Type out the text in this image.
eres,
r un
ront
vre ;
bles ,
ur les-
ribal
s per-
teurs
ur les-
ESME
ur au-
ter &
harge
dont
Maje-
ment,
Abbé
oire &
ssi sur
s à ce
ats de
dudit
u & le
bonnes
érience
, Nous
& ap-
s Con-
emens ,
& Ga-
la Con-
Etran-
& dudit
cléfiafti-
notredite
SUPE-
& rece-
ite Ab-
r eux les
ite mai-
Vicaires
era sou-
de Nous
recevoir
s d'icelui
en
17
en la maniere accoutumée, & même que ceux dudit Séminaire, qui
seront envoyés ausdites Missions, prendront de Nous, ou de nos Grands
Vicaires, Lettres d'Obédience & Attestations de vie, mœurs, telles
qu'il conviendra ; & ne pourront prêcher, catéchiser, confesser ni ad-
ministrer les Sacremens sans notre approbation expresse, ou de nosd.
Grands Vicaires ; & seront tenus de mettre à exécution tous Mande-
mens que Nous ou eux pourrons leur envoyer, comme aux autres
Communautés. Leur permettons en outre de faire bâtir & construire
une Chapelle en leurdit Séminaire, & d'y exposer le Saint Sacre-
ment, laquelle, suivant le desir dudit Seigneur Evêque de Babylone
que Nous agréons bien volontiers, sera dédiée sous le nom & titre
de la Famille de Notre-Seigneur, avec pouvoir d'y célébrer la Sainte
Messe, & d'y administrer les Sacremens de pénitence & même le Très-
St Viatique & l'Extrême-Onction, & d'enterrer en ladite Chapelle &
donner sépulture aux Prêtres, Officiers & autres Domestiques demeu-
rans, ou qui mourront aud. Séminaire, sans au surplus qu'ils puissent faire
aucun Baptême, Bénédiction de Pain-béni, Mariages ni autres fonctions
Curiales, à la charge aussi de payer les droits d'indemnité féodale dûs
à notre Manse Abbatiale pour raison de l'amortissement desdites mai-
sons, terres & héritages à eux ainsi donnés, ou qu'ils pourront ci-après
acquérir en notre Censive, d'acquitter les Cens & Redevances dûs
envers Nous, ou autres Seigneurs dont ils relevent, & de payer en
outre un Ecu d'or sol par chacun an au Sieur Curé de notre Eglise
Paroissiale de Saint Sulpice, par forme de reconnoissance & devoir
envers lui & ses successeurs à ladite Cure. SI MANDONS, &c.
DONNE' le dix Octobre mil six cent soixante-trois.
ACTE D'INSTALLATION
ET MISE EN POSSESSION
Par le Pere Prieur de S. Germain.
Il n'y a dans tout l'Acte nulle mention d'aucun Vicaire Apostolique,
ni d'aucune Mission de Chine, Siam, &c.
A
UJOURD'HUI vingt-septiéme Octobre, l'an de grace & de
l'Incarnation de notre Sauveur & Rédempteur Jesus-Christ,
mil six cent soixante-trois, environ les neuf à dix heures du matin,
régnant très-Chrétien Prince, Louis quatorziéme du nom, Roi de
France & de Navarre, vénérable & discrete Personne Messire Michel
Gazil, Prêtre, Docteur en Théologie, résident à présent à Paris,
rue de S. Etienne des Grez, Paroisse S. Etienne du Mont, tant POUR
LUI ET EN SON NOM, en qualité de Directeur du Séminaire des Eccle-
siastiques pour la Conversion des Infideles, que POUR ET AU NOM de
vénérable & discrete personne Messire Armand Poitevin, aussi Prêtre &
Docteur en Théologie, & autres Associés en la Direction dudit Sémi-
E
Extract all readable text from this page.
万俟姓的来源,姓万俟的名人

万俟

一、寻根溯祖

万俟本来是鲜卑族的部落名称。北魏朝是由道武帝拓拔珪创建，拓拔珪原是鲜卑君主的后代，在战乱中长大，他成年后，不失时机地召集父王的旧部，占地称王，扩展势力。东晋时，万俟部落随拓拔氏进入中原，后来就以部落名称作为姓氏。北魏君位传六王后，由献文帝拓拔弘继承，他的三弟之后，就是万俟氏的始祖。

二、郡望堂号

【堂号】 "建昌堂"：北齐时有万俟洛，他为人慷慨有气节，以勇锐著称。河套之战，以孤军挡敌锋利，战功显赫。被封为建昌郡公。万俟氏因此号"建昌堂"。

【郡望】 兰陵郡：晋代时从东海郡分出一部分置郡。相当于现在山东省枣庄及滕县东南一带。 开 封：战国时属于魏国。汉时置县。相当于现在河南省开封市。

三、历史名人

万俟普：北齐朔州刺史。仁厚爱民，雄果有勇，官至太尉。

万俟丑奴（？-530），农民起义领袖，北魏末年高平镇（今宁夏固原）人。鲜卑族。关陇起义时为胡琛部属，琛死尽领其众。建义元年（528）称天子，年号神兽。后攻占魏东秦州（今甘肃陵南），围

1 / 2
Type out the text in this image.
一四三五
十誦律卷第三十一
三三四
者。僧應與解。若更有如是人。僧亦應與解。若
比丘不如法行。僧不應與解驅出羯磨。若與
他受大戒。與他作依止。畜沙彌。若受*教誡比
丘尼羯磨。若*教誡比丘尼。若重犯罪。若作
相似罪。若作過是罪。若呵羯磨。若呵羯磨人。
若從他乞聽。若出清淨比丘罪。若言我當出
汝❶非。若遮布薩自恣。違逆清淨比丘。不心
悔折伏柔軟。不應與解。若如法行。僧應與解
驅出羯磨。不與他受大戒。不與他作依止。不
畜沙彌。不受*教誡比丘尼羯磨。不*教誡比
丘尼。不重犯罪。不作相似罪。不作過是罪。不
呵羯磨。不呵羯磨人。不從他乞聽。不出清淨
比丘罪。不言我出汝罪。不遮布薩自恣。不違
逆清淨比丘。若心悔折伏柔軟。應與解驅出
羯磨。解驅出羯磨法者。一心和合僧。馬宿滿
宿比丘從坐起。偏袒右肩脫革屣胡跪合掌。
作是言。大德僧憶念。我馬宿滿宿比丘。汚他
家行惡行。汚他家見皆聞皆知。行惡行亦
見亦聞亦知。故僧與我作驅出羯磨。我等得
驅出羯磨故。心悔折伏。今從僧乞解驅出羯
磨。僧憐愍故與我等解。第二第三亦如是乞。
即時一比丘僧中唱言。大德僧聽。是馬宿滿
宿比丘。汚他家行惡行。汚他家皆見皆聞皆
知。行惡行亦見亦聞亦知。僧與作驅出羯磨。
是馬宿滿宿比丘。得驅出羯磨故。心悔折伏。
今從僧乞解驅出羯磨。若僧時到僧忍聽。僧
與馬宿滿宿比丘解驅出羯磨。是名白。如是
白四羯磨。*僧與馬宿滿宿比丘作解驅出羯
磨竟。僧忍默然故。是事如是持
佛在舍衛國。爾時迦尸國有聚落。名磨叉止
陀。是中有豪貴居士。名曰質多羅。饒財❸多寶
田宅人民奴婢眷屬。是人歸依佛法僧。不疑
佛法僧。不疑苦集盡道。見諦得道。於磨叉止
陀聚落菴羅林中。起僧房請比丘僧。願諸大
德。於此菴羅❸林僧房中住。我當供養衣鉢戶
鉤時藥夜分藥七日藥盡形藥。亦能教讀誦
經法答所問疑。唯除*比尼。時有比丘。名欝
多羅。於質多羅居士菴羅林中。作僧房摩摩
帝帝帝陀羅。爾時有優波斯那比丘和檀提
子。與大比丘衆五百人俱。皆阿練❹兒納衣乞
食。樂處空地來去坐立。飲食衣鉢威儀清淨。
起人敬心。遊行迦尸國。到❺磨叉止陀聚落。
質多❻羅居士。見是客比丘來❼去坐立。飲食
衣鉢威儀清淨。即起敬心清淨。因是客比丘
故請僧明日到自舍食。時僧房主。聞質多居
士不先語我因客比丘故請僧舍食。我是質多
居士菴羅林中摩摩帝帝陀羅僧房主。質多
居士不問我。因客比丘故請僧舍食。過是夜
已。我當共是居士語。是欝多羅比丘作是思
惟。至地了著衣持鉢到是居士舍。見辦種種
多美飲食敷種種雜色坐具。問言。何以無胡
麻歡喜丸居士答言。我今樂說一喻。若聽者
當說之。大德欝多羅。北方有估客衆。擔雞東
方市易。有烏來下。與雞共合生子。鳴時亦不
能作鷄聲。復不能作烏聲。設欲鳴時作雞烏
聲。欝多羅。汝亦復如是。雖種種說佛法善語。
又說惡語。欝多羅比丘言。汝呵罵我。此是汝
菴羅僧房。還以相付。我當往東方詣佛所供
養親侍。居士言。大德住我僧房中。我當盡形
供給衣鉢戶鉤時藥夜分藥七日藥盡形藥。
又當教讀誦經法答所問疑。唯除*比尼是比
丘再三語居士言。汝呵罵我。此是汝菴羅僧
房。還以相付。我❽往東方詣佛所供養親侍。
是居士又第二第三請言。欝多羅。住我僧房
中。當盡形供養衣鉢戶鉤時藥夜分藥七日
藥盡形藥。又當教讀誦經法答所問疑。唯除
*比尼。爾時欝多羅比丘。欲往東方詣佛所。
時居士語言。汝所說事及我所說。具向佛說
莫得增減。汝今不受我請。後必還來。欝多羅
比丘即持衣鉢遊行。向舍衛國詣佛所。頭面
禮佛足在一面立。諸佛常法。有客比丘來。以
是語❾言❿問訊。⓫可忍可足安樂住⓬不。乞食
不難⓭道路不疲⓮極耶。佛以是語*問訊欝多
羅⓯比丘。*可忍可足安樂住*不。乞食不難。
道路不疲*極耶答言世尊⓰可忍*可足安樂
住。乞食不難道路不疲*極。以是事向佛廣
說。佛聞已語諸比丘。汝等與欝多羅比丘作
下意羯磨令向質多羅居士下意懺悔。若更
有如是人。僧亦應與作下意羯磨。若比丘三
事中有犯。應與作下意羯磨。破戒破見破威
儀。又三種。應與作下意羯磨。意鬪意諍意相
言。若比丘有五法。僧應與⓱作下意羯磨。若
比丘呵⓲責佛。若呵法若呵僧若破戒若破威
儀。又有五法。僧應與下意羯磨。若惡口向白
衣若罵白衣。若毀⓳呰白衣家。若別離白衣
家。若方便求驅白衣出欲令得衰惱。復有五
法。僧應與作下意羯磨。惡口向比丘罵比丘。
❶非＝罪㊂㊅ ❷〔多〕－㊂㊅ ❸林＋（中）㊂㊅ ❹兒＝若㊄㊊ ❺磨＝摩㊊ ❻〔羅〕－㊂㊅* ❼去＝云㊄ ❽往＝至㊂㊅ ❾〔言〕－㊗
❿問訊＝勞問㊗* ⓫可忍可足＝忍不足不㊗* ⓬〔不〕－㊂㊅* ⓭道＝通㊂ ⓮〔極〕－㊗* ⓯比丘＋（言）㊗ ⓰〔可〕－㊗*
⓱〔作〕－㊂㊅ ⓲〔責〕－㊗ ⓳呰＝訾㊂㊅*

● What is being asked
Which lines of the data above contain "cent"? Copy each one.

● Exercise result
DONNE' le dix Octobre mil six cent soixante-trois.
mil six cent soixante-trois, environ les neuf à dix heures du matin,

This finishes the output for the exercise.